WORK REQUIRED> Extract every line below, verbatim.

--- Start ---

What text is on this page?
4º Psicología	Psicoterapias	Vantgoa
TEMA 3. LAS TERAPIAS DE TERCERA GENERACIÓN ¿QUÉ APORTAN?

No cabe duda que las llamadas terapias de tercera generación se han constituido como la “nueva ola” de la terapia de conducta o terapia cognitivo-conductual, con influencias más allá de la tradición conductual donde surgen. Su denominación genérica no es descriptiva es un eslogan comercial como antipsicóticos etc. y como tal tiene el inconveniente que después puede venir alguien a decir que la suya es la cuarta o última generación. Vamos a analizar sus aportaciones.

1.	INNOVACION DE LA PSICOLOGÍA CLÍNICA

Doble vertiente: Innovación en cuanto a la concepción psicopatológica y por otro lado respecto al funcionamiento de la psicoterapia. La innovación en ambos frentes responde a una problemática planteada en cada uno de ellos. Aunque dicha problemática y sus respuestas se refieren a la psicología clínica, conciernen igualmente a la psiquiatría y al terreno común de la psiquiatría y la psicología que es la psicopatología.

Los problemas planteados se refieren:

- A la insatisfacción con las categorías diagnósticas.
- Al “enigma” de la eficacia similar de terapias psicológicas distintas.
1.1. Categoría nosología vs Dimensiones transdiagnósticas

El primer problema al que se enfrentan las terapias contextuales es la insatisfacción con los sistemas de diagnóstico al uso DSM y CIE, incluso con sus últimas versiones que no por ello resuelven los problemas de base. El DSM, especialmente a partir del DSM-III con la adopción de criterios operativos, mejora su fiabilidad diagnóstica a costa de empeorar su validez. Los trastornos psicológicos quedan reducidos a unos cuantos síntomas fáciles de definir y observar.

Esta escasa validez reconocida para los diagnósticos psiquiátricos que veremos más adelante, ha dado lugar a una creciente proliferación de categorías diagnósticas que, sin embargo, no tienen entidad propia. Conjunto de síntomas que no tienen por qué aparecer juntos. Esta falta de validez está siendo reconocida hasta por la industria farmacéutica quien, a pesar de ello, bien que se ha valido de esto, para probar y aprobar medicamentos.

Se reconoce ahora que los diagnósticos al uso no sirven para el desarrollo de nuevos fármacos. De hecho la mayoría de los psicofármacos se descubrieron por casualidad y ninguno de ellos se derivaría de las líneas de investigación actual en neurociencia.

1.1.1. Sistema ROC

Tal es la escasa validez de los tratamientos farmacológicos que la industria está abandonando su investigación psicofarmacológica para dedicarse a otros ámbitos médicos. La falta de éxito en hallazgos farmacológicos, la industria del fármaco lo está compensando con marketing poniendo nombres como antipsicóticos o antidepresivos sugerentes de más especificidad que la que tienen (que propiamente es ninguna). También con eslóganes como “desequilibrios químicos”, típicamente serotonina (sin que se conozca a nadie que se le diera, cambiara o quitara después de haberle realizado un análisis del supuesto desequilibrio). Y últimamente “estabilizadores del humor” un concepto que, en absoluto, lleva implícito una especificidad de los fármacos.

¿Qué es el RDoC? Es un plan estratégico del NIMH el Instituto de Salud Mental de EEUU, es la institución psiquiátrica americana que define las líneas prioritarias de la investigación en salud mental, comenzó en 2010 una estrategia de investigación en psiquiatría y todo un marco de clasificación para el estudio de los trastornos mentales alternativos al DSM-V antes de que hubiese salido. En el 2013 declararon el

--- End ---

SOLUTION>
What text is on this page?
4º Psicología	Psicoterapias	Vantgoa
TEMA 3. LAS TERAPIAS DE TERCERA GENERACIÓN ¿QUÉ APORTAN?

No cabe duda que las llamadas terapias de tercera generación se han constituido como la “nueva ola” de la terapia de conducta o terapia cognitivo-conductual, con influencias más allá de la tradición conductual donde surgen. Su denominación genérica no es descriptiva es un eslogan comercial como antipsicóticos etc. y como tal tiene el inconveniente que después puede venir alguien a decir que la suya es la cuarta o última generación. Vamos a analizar sus aportaciones.

1.	INNOVACION DE LA PSICOLOGÍA CLÍNICA

Doble vertiente: Innovación en cuanto a la concepción psicopatológica y por otro lado respecto al funcionamiento de la psicoterapia. La innovación en ambos frentes responde a una problemática planteada en cada uno de ellos. Aunque dicha problemática y sus respuestas se refieren a la psicología clínica, conciernen igualmente a la psiquiatría y al terreno común de la psiquiatría y la psicología que es la psicopatología.

Los problemas planteados se refieren:

- A la insatisfacción con las categorías diagnósticas.
- Al “enigma” de la eficacia similar de terapias psicológicas distintas.
1.1. Categoría nosología vs Dimensiones transdiagnósticas

El primer problema al que se enfrentan las terapias contextuales es la insatisfacción con los sistemas de diagnóstico al uso DSM y CIE, incluso con sus últimas versiones que no por ello resuelven los problemas de base. El DSM, especialmente a partir del DSM-III con la adopción de criterios operativos, mejora su fiabilidad diagnóstica a costa de empeorar su validez. Los trastornos psicológicos quedan reducidos a unos cuantos síntomas fáciles de definir y observar.

Esta escasa validez reconocida para los diagnósticos psiquiátricos que veremos más adelante, ha dado lugar a una creciente proliferación de categorías diagnósticas que, sin embargo, no tienen entidad propia. Conjunto de síntomas que no tienen por qué aparecer juntos. Esta falta de validez está siendo reconocida hasta por la industria farmacéutica quien, a pesar de ello, bien que se ha valido de esto, para probar y aprobar medicamentos.

Se reconoce ahora que los diagnósticos al uso no sirven para el desarrollo de nuevos fármacos. De hecho la mayoría de los psicofármacos se descubrieron por casualidad y ninguno de ellos se derivaría de las líneas de investigación actual en neurociencia.

1.1.1. Sistema ROC

Tal es la escasa validez de los tratamientos farmacológicos que la industria está abandonando su investigación psicofarmacológica para dedicarse a otros ámbitos médicos. La falta de éxito en hallazgos farmacológicos, la industria del fármaco lo está compensando con marketing poniendo nombres como antipsicóticos o antidepresivos sugerentes de más especificidad que la que tienen (que propiamente es ninguna). También con eslóganes como “desequilibrios químicos”, típicamente serotonina (sin que se conozca a nadie que se le diera, cambiara o quitara después de haberle realizado un análisis del supuesto desequilibrio). Y últimamente “estabilizadores del humor” un concepto que, en absoluto, lleva implícito una especificidad de los fármacos.

¿Qué es el RDoC? Es un plan estratégico del NIMH el Instituto de Salud Mental de EEUU, es la institución psiquiátrica americana que define las líneas prioritarias de la investigación en salud mental, comenzó en 2010 una estrategia de investigación en psiquiatría y todo un marco de clasificación para el estudio de los trastornos mentales alternativos al DSM-V antes de que hubiese salido. En el 2013 declararon el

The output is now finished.